Material:
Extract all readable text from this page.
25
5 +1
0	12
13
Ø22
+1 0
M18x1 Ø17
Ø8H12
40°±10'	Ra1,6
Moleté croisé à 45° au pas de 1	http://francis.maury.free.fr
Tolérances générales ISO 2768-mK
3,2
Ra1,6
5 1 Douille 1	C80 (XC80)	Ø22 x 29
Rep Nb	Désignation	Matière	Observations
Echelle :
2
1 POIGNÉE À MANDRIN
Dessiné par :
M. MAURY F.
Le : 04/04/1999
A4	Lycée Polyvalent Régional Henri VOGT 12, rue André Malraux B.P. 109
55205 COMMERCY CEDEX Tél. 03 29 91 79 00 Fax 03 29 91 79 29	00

Task: Extract the complete data, matching each line exactly.

Right answer:
Extract all readable text from this page.
25
5 +1
0	12
13
Ø22
+1 0
M18x1 Ø17
Ø8H12
40°±10'	Ra1,6
Moleté croisé à 45° au pas de 1	http://francis.maury.free.fr
Tolérances générales ISO 2768-mK
3,2
Ra1,6
5 1 Douille 1	C80 (XC80)	Ø22 x 29
Rep Nb	Désignation	Matière	Observations
Echelle :
2
1 POIGNÉE À MANDRIN
Dessiné par :
M. MAURY F.
Le : 04/04/1999
A4	Lycée Polyvalent Régional Henri VOGT 12, rue André Malraux B.P. 109
55205 COMMERCY CEDEX Tél. 03 29 91 79 00 Fax 03 29 91 79 29	00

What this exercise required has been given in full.